Reproduce the items starting at the line that contains "tree-item[interactable]: Version: TLS 1.0" and ending at the line that contains "expand-arrow-icon[interactable]: ▶ — [73, 347, 83, 353]", renaming each occurrence of "tree-item" to "tree-node" and leaving everything else unchanged.

(Raw records)
↓
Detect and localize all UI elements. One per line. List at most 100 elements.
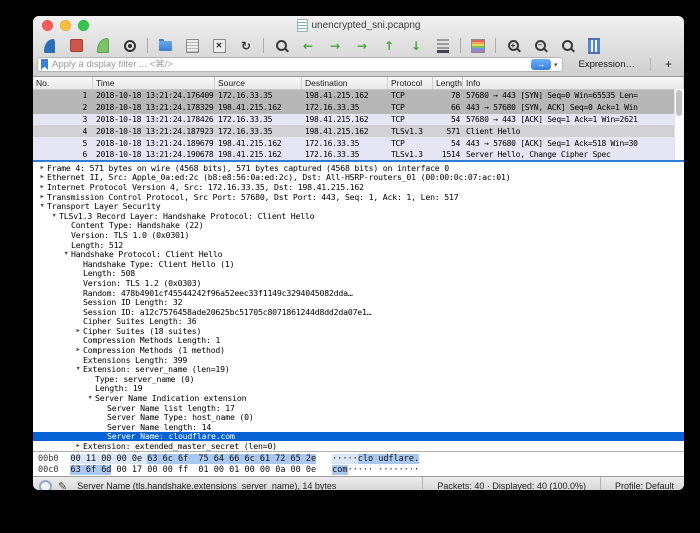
tree-item[interactable]: Version: TLS 1.0 (0x0301) — [33, 230, 684, 240]
tree-item[interactable]: ▼ TLSv1.3 Record Layer: Handshake Protoco… — [33, 211, 684, 221]
tree-item[interactable]: ▶ Compression Methods (1 method) — [33, 345, 684, 355]
tree-item[interactable]: Length: 19 — [33, 383, 684, 393]
apply-filter-button[interactable]: → — [530, 59, 551, 70]
column-header-source[interactable]: Source — [215, 77, 302, 89]
tree-item[interactable]: Handshake Type: Client Hello (1) — [33, 259, 684, 269]
capture-comment-icon[interactable]: ✎ — [58, 480, 67, 491]
auto-scroll-button[interactable] — [434, 37, 452, 54]
expand-arrow-icon[interactable]: ▶ — [73, 347, 83, 353]
zoom-reset-button[interactable] — [558, 37, 576, 54]
column-header-destination[interactable]: Destination — [302, 77, 388, 89]
profile-selector[interactable]: Profile: Default — [599, 477, 678, 490]
tree-item[interactable]: Content Type: Handshake (22) — [33, 220, 684, 230]
go-to-packet-button[interactable]: → — [353, 37, 371, 54]
tree-item[interactable]: Version: TLS 1.2 (0x0303) — [33, 278, 684, 288]
tree-item[interactable]: Extensions Length: 399 — [33, 355, 684, 365]
tree-item[interactable]: ▼ Server Name Indication extension — [33, 393, 684, 403]
restart-capture-button[interactable] — [94, 37, 112, 54]
toolbar-group — [40, 37, 139, 54]
packet-bytes-pane[interactable]: 00b0 00 11 00 00 0e 63 6c 6f 75 64 66 6c … — [33, 451, 684, 476]
tree-item[interactable]: Type: server_name (0) — [33, 374, 684, 384]
go-back-button[interactable]: ← — [299, 37, 317, 54]
packet-row[interactable]: 1 2018-10-18 13:21:24.176409 172.16.33.35 1… — [33, 90, 684, 102]
go-first-button[interactable]: ↑ — [380, 37, 398, 54]
collapse-arrow-icon[interactable]: ▼ — [37, 203, 47, 209]
packet-cell-protocol: TLSv1.3 — [391, 150, 423, 160]
expand-arrow-icon[interactable]: ▶ — [73, 328, 83, 334]
tree-item[interactable]: Session ID Length: 32 — [33, 297, 684, 307]
tree-item[interactable]: Server Name length: 14 — [33, 422, 684, 432]
column-header-length[interactable]: Length — [433, 77, 463, 89]
packet-cell-destination: 198.41.215.162 — [305, 91, 369, 101]
expand-arrow-icon[interactable]: ▶ — [37, 194, 47, 200]
tree-item[interactable]: ▼ Transport Layer Security — [33, 201, 684, 211]
column-header-time[interactable]: Time — [93, 77, 215, 89]
packet-row[interactable]: 2 2018-10-18 13:21:24.178329 198.41.215.16… — [33, 101, 684, 114]
colorize-packets-icon — [471, 38, 485, 53]
colorize-packets-button[interactable] — [469, 37, 487, 54]
filter-bookmark-icon[interactable] — [41, 59, 48, 70]
collapse-arrow-icon[interactable]: ▼ — [49, 213, 59, 219]
collapse-arrow-icon[interactable]: ▼ — [73, 366, 83, 372]
stop-capture-button[interactable] — [67, 37, 85, 54]
expand-arrow-icon[interactable]: ▶ — [37, 165, 47, 171]
minimize-window-button[interactable] — [60, 20, 71, 31]
column-header-protocol[interactable]: Protocol — [388, 77, 433, 89]
tree-item[interactable]: ▶ Frame 4: 571 bytes on wire (4568 bits),… — [33, 163, 684, 173]
tree-item[interactable]: Length: 512 — [33, 240, 684, 250]
expert-info-icon[interactable] — [39, 479, 52, 490]
tree-item-label: Cipher Suites (18 suites) — [83, 325, 202, 336]
reload-file-button[interactable]: ↻ — [237, 37, 255, 54]
close-window-button[interactable] — [42, 20, 53, 31]
tree-item[interactable]: ▶ Extension: extended_master_secret (len=… — [33, 441, 684, 451]
tree-item[interactable]: Random: 478b4901cf45544242f96a52eec33f11… — [33, 288, 684, 298]
packet-cell-no: 2 — [82, 103, 87, 113]
packet-row[interactable]: 6 2018-10-18 13:21:24.190678 198.41.215.16… — [33, 148, 684, 160]
tree-item[interactable]: Cipher Suites Length: 36 — [33, 316, 684, 326]
close-file-button[interactable] — [210, 37, 228, 54]
add-filter-button[interactable]: + — [649, 58, 680, 71]
packet-cell-no: 1 — [82, 91, 87, 101]
filter-history-caret-icon[interactable]: ▾ — [551, 61, 561, 69]
tree-item[interactable]: ▶ Cipher Suites (18 suites) — [33, 326, 684, 336]
find-packet-button[interactable] — [272, 37, 290, 54]
zoom-in-button[interactable] — [504, 37, 522, 54]
save-file-button[interactable] — [183, 37, 201, 54]
open-file-button[interactable] — [156, 37, 174, 54]
column-header-no[interactable]: No. — [33, 77, 93, 89]
display-filter-input[interactable]: Apply a display filter ... <⌘/> → ▾ — [37, 57, 564, 72]
title-bar[interactable]: unencrypted_sni.pcapng — [33, 16, 684, 35]
collapse-arrow-icon[interactable]: ▼ — [61, 251, 71, 257]
tree-item[interactable]: Server Name list length: 17 — [33, 403, 684, 413]
resize-columns-button[interactable] — [585, 37, 603, 54]
expand-arrow-icon[interactable]: ▶ — [37, 174, 47, 180]
column-header-info[interactable]: Info — [463, 77, 684, 89]
expression-button[interactable]: Expression… — [568, 59, 645, 70]
tree-item[interactable]: ▶ Internet Protocol Version 4, Src: 172.1… — [33, 182, 684, 192]
tree-item[interactable]: ▼ Extension: server_name (len=19) — [33, 364, 684, 374]
scrollbar-thumb[interactable] — [676, 90, 682, 116]
packet-row[interactable]: 4 2018-10-18 13:21:24.187923 172.16.33.35 1… — [33, 125, 684, 138]
capture-options-button[interactable] — [121, 37, 139, 54]
collapse-arrow-icon[interactable]: ▼ — [85, 395, 95, 401]
go-forward-button[interactable]: → — [326, 37, 344, 54]
zoom-window-button[interactable] — [78, 20, 89, 31]
tree-item[interactable]: Server Name: cloudflare.com — [33, 431, 684, 441]
expand-arrow-icon[interactable]: ▶ — [37, 184, 47, 190]
go-last-button[interactable]: ↓ — [407, 37, 425, 54]
packet-row[interactable]: 3 2018-10-18 13:21:24.178426 172.16.33.35 1… — [33, 113, 684, 126]
tree-item[interactable]: Server Name Type: host_name (0) — [33, 412, 684, 422]
hex-row[interactable]: 00b0 00 11 00 00 0e 63 6c 6f 75 64 66 6c … — [38, 454, 684, 465]
wireshark-fin-button[interactable] — [40, 37, 58, 54]
hex-row[interactable]: 00c0 63 6f 6d 00 17 00 00 ff 01 00 01 00 … — [38, 464, 684, 476]
tree-item[interactable]: Compression Methods Length: 1 — [33, 335, 684, 345]
packet-row[interactable]: 5 2018-10-18 13:21:24.189679 198.41.215.16… — [33, 137, 684, 149]
expand-arrow-icon[interactable]: ▶ — [73, 443, 83, 449]
tree-item[interactable]: Session ID: a12c7576458ade20625bc51705c8… — [33, 307, 684, 317]
tree-item[interactable]: Length: 508 — [33, 268, 684, 278]
packet-list-scrollbar[interactable] — [674, 89, 684, 160]
zoom-out-button[interactable] — [531, 37, 549, 54]
tree-item[interactable]: ▶ Ethernet II, Src: Apple_0a:ed:2c (b8:e8… — [33, 172, 684, 182]
tree-item[interactable]: ▼ Handshake Protocol: Client Hello — [33, 249, 684, 259]
tree-item[interactable]: ▶ Transmission Control Protocol, Src Port… — [33, 192, 684, 202]
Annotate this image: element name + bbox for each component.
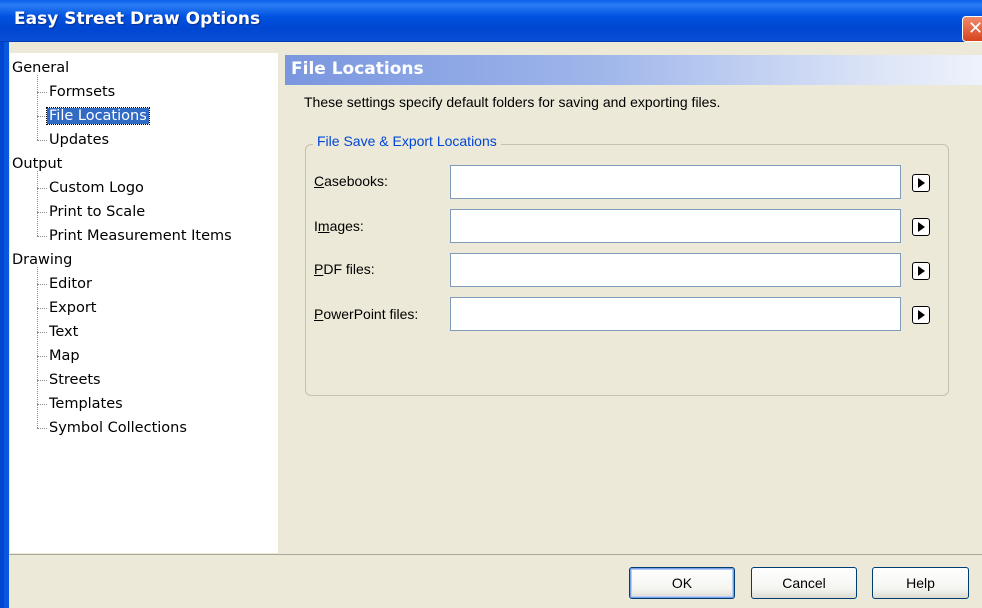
casebooks-path-input[interactable] xyxy=(450,165,901,199)
pdf-files-path-input[interactable] xyxy=(450,253,901,287)
group-title: File Save & Export Locations xyxy=(313,133,501,149)
play-arrow-icon xyxy=(918,222,925,232)
tree-connector xyxy=(37,284,47,285)
play-arrow-icon xyxy=(918,266,925,276)
options-tree[interactable]: General Formsets File Locations Updates … xyxy=(10,53,278,553)
tree-item-output[interactable]: Output xyxy=(12,153,62,175)
tree-connector xyxy=(37,380,47,381)
tree-item-file-locations[interactable]: File Locations xyxy=(46,105,150,127)
tree-item-print-measurement-items[interactable]: Print Measurement Items xyxy=(49,225,232,247)
tree-connector xyxy=(37,308,47,309)
window-title: Easy Street Draw Options xyxy=(14,9,261,29)
tree-item-drawing[interactable]: Drawing xyxy=(12,249,72,271)
settings-panel: File Locations These settings specify de… xyxy=(285,47,982,554)
tree-item-label: General xyxy=(12,60,70,76)
tree-item-symbol-collections[interactable]: Symbol Collections xyxy=(49,417,187,439)
powerpoint-files-browse-button[interactable] xyxy=(912,306,930,324)
tree-connector xyxy=(37,404,47,405)
tree-connector xyxy=(37,356,47,357)
tree-item-print-to-scale[interactable]: Print to Scale xyxy=(49,201,145,223)
tree-item-label: Formsets xyxy=(49,84,116,100)
tree-item-label: Streets xyxy=(49,372,101,388)
tree-item-label: Templates xyxy=(49,396,123,412)
tree-item-label: Print Measurement Items xyxy=(49,228,232,244)
images-path-input[interactable] xyxy=(450,209,901,243)
powerpoint-files-path-input[interactable] xyxy=(450,297,901,331)
close-button[interactable]: ✕ xyxy=(962,16,982,42)
tree-item-label: Drawing xyxy=(12,252,73,268)
images-browse-button[interactable] xyxy=(912,218,930,236)
tree-item-label: Custom Logo xyxy=(49,180,144,196)
tree-item-text[interactable]: Text xyxy=(49,321,78,343)
pane-splitter[interactable] xyxy=(278,47,285,554)
tree-item-label: Symbol Collections xyxy=(49,420,187,436)
cancel-button[interactable]: Cancel xyxy=(751,567,857,599)
panel-title: File Locations xyxy=(291,59,424,79)
casebooks-label: Casebooks: xyxy=(314,173,388,189)
tree-item-label: Editor xyxy=(49,276,92,292)
play-arrow-icon xyxy=(918,178,925,188)
window-frame-left-inner xyxy=(4,42,9,608)
close-icon: ✕ xyxy=(968,18,982,39)
tree-item-export[interactable]: Export xyxy=(49,297,96,319)
play-arrow-icon xyxy=(918,310,925,320)
tree-connector xyxy=(37,236,47,237)
tree-item-label: Text xyxy=(49,324,79,340)
panel-description: These settings specify default folders f… xyxy=(304,94,721,110)
tree-item-label: Print to Scale xyxy=(49,204,146,220)
tree-item-label: Updates xyxy=(49,132,110,148)
tree-connector xyxy=(37,116,47,117)
tree-connector xyxy=(37,92,47,93)
title-bar: Easy Street Draw Options ✕ xyxy=(0,0,982,42)
tree-connector xyxy=(37,75,38,140)
powerpoint-files-label: PowerPoint files: xyxy=(314,306,419,322)
tree-connector xyxy=(37,332,47,333)
tree-item-label: Output xyxy=(12,156,63,172)
tree-item-streets[interactable]: Streets xyxy=(49,369,101,391)
tree-item-formsets[interactable]: Formsets xyxy=(49,81,115,103)
tree-item-templates[interactable]: Templates xyxy=(49,393,123,415)
tree-item-general[interactable]: General xyxy=(12,57,69,79)
casebooks-browse-button[interactable] xyxy=(912,174,930,192)
tree-item-custom-logo[interactable]: Custom Logo xyxy=(49,177,144,199)
tree-item-updates[interactable]: Updates xyxy=(49,129,109,151)
tree-item-label: Map xyxy=(49,348,80,364)
ok-button[interactable]: OK xyxy=(629,567,735,599)
tree-item-label: File Locations xyxy=(46,107,150,125)
tree-connector xyxy=(37,212,47,213)
pdf-files-browse-button[interactable] xyxy=(912,262,930,280)
tree-connector xyxy=(37,188,47,189)
tree-connector xyxy=(37,140,47,141)
tree-connector xyxy=(37,428,47,429)
pdf-files-label: PDF files: xyxy=(314,261,375,277)
tree-item-editor[interactable]: Editor xyxy=(49,273,92,295)
tree-item-map[interactable]: Map xyxy=(49,345,80,367)
help-button[interactable]: Help xyxy=(872,567,969,599)
panel-header: File Locations xyxy=(285,55,982,85)
images-label: Images: xyxy=(314,218,364,234)
tree-item-label: Export xyxy=(49,300,97,316)
tree-connector xyxy=(37,171,38,236)
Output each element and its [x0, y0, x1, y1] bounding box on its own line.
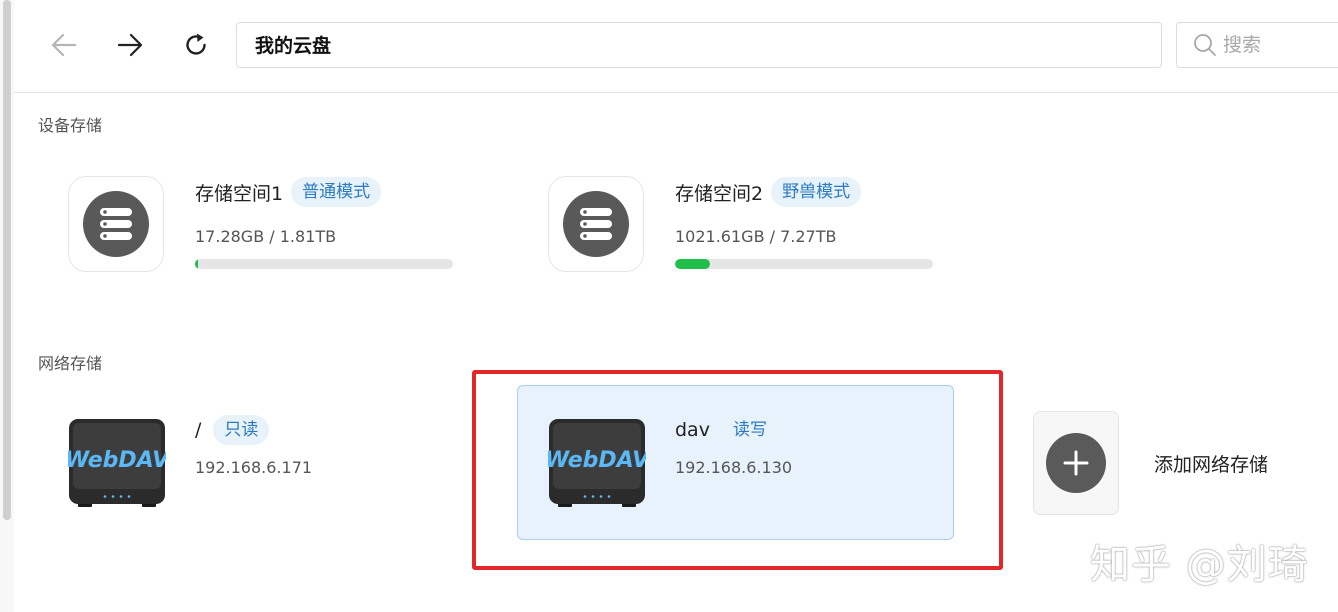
section-title-network-storage: 网络存储 [38, 354, 103, 373]
webdav-device-icon: WebDAV [65, 419, 171, 507]
storage-progress-fill [195, 259, 199, 269]
webdav-device-icon: WebDAV [545, 419, 651, 507]
storage-progress-fill [675, 259, 711, 269]
refresh-button[interactable] [176, 25, 216, 65]
storage-mode-badge: 野兽模式 [771, 177, 862, 207]
storage-title: 存储空间1 [195, 182, 284, 205]
search-icon [1194, 34, 1216, 56]
storage-title: 存储空间2 [675, 182, 764, 205]
network-storage-title: / [195, 419, 202, 441]
server-disk-icon [83, 191, 149, 257]
arrow-right-icon [117, 33, 143, 57]
add-network-storage-label[interactable]: 添加网络存储 [1154, 450, 1268, 477]
webdav-logo-text: WebDAV [68, 448, 166, 473]
network-storage-card-1[interactable]: WebDAV [65, 418, 171, 512]
forward-button[interactable] [110, 25, 150, 65]
storage-usage-2: 1021.61GB / 7.27TB [675, 227, 837, 246]
storage-progress-bar-2 [675, 259, 933, 269]
path-bar[interactable]: 我的云盘 [236, 22, 1162, 68]
access-badge: 只读 [213, 415, 270, 445]
storage-name-2: 存储空间2 野兽模式 [675, 177, 862, 207]
network-storage-name-2: dav 读写 [675, 415, 778, 445]
network-storage-card-2[interactable]: WebDAV [545, 418, 651, 512]
add-network-storage-button[interactable] [1033, 411, 1119, 515]
network-storage-title: dav [675, 419, 710, 441]
back-button[interactable] [44, 25, 84, 65]
storage-usage-1: 17.28GB / 1.81TB [195, 227, 337, 246]
scrollbar-thumb[interactable] [3, 0, 11, 520]
storage-name-1: 存储空间1 普通模式 [195, 177, 382, 207]
network-storage-ip-2: 192.168.6.130 [675, 458, 793, 477]
section-title-device-storage: 设备存储 [38, 116, 103, 135]
storage-card-2[interactable] [548, 176, 644, 272]
arrow-left-icon [51, 33, 77, 57]
webdav-logo-text: WebDAV [548, 448, 646, 473]
storage-progress-bar-1 [195, 259, 453, 269]
search-input[interactable] [1221, 33, 1338, 57]
watermark: 知乎 @刘琦 [1090, 542, 1309, 588]
network-storage-ip-1: 192.168.6.171 [195, 458, 313, 477]
server-disk-icon [563, 191, 629, 257]
network-storage-name-1: / 只读 [195, 415, 270, 445]
plus-icon [1063, 450, 1089, 476]
refresh-icon [186, 33, 206, 55]
search-box[interactable] [1176, 22, 1338, 68]
storage-mode-badge: 普通模式 [291, 177, 382, 207]
access-badge: 读写 [721, 415, 778, 445]
storage-card-1[interactable] [68, 176, 164, 272]
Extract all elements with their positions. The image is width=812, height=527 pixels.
↑
#### [Finished exercise]
tree-node[interactable]: Version: TLS 1.0 (0x0301) — [33, 230, 684, 240]
tree-node[interactable]: ▼ TLSv1.3 Record Layer: Handshake Protoco… — [33, 211, 684, 221]
tree-node[interactable]: ▶ Compression Methods (1 method) — [33, 345, 684, 355]
tree-node[interactable]: Length: 19 — [33, 383, 684, 393]
apply-filter-button[interactable]: → — [530, 59, 551, 70]
column-header-source[interactable]: Source — [215, 77, 302, 89]
tree-node[interactable]: Handshake Type: Client Hello (1) — [33, 259, 684, 269]
capture-comment-icon[interactable]: ✎ — [58, 480, 67, 491]
auto-scroll-button[interactable] — [434, 37, 452, 54]
expand-arrow-icon[interactable]: ▶ — [73, 347, 83, 353]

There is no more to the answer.